Extracted data entries
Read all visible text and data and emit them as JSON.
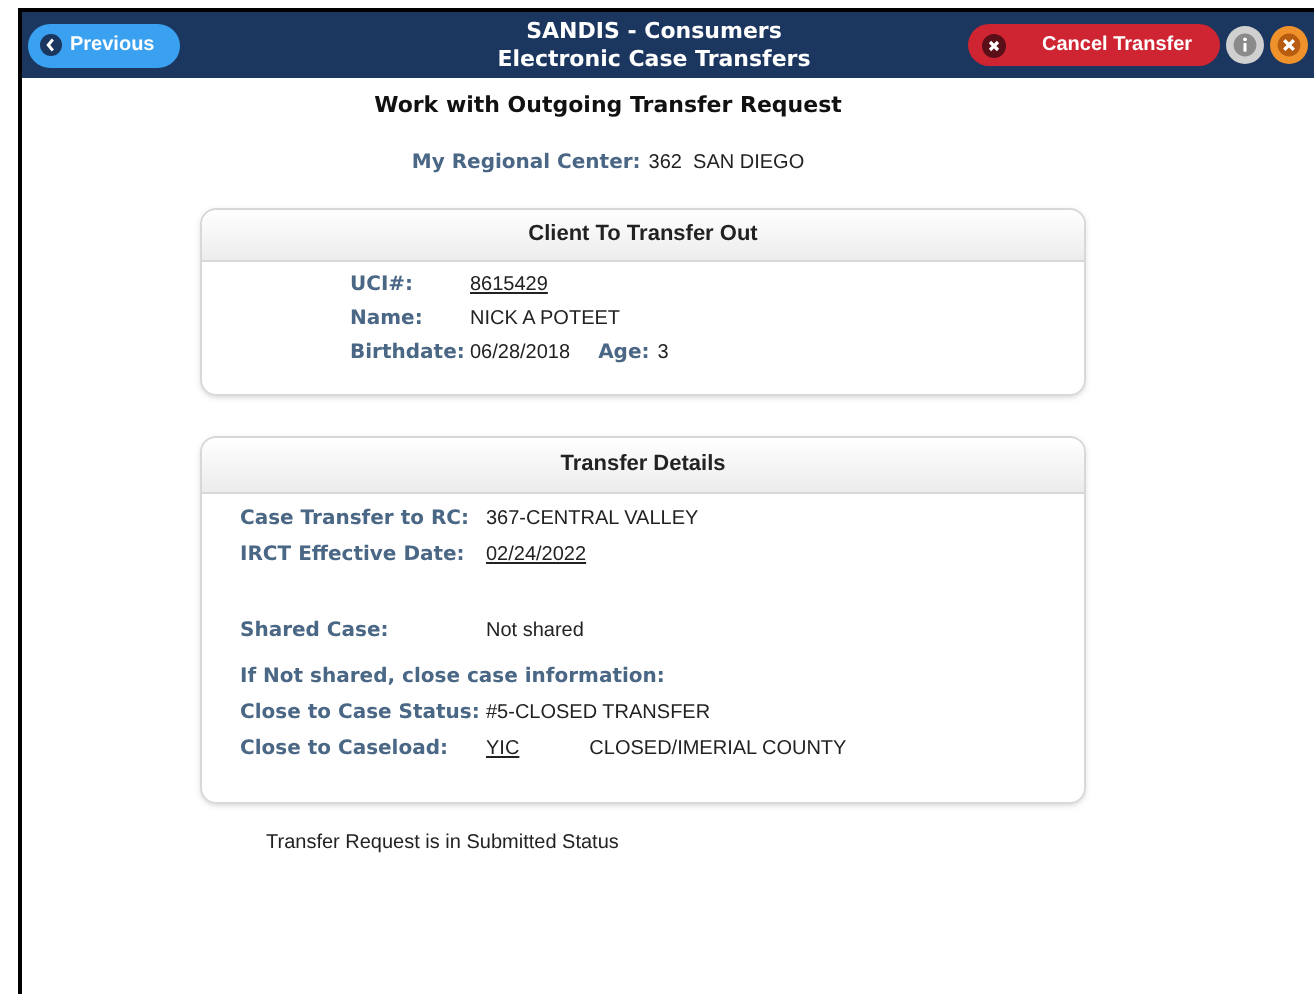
{
  "header": {
    "previous_button": "Previous",
    "title": "SANDIS - Consumers",
    "subtitle": "Electronic Case Transfers",
    "cancel_button": "Cancel Transfer"
  },
  "page_title": "Work with Outgoing Transfer Request",
  "regional_center": {
    "label": "My Regional Center:",
    "value": "362  SAN DIEGO"
  },
  "client_card": {
    "title": "Client To Transfer Out",
    "rows": [
      {
        "label": "UCI#:",
        "value": "8615429",
        "kind": "link"
      },
      {
        "label": "Name:",
        "value": "NICK A POTEET",
        "kind": "text"
      },
      {
        "label": "Birthdate:",
        "value": "06/28/2018",
        "kind": "text",
        "extra_label": "Age:",
        "extra_value": "3"
      }
    ]
  },
  "details_card": {
    "title": "Transfer Details",
    "rows": [
      {
        "kind": "text",
        "label": "Case Transfer to RC:",
        "value": "367-CENTRAL VALLEY"
      },
      {
        "kind": "link",
        "label": "IRCT Effective Date:",
        "value": "02/24/2022"
      },
      {
        "kind": "spacer"
      },
      {
        "kind": "text",
        "label": "Shared Case:",
        "value": "Not shared"
      },
      {
        "kind": "heading",
        "label": "If Not shared, close case information:"
      },
      {
        "kind": "text",
        "label": "Close to Case Status:",
        "value": "#5-CLOSED TRANSFER"
      },
      {
        "kind": "link",
        "label": "Close to Caseload:",
        "value": "YIC",
        "extra_value": "CLOSED/IMERIAL COUNTY"
      }
    ]
  },
  "status_message": "Transfer Request is in Submitted Status"
}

TO BE DONE => Without the pictures, restate all the entries above exactly.

ANSWER FOR THIS EXERCISE =>
Read all visible text and data and emit them as JSON.
{
  "header": {
    "previous_button": "Previous",
    "title": "SANDIS - Consumers",
    "subtitle": "Electronic Case Transfers",
    "cancel_button": "Cancel Transfer"
  },
  "page_title": "Work with Outgoing Transfer Request",
  "regional_center": {
    "label": "My Regional Center:",
    "value": "362  SAN DIEGO"
  },
  "client_card": {
    "title": "Client To Transfer Out",
    "rows": [
      {
        "label": "UCI#:",
        "value": "8615429",
        "kind": "link"
      },
      {
        "label": "Name:",
        "value": "NICK A POTEET",
        "kind": "text"
      },
      {
        "label": "Birthdate:",
        "value": "06/28/2018",
        "kind": "text",
        "extra_label": "Age:",
        "extra_value": "3"
      }
    ]
  },
  "details_card": {
    "title": "Transfer Details",
    "rows": [
      {
        "kind": "text",
        "label": "Case Transfer to RC:",
        "value": "367-CENTRAL VALLEY"
      },
      {
        "kind": "link",
        "label": "IRCT Effective Date:",
        "value": "02/24/2022"
      },
      {
        "kind": "spacer"
      },
      {
        "kind": "text",
        "label": "Shared Case:",
        "value": "Not shared"
      },
      {
        "kind": "heading",
        "label": "If Not shared, close case information:"
      },
      {
        "kind": "text",
        "label": "Close to Case Status:",
        "value": "#5-CLOSED TRANSFER"
      },
      {
        "kind": "link",
        "label": "Close to Caseload:",
        "value": "YIC",
        "extra_value": "CLOSED/IMERIAL COUNTY"
      }
    ]
  },
  "status_message": "Transfer Request is in Submitted Status"
}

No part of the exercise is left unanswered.